__Exercise data__.
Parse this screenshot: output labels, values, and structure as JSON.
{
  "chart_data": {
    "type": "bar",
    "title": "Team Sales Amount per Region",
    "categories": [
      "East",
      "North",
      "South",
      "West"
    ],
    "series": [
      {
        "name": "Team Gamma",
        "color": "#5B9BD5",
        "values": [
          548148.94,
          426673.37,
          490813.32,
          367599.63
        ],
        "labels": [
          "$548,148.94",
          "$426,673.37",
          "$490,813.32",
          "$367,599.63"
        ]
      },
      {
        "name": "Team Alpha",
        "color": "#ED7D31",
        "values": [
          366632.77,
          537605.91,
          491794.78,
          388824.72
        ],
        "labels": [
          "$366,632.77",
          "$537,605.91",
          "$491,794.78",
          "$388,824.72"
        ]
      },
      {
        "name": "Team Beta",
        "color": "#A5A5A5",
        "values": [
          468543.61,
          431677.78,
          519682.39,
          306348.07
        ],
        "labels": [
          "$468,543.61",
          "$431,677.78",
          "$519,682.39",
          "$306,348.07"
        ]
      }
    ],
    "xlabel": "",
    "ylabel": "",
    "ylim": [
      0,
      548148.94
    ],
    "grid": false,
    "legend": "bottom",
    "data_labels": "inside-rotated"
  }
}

__Given request__. Quote each line of the data above exactly as written.

__Exercise result__.
Parse this screenshot: output labels, values, and structure as JSON.
{
  "chart_data": {
    "type": "bar",
    "title": "Team Sales Amount per Region",
    "categories": [
      "East",
      "North",
      "South",
      "West"
    ],
    "series": [
      {
        "name": "Team Gamma",
        "color": "#5B9BD5",
        "values": [
          548148.94,
          426673.37,
          490813.32,
          367599.63
        ],
        "labels": [
          "$548,148.94",
          "$426,673.37",
          "$490,813.32",
          "$367,599.63"
        ]
      },
      {
        "name": "Team Alpha",
        "color": "#ED7D31",
        "values": [
          366632.77,
          537605.91,
          491794.78,
          388824.72
        ],
        "labels": [
          "$366,632.77",
          "$537,605.91",
          "$491,794.78",
          "$388,824.72"
        ]
      },
      {
        "name": "Team Beta",
        "color": "#A5A5A5",
        "values": [
          468543.61,
          431677.78,
          519682.39,
          306348.07
        ],
        "labels": [
          "$468,543.61",
          "$431,677.78",
          "$519,682.39",
          "$306,348.07"
        ]
      }
    ],
    "xlabel": "",
    "ylabel": "",
    "ylim": [
      0,
      548148.94
    ],
    "grid": false,
    "legend": "bottom",
    "data_labels": "inside-rotated"
  }
}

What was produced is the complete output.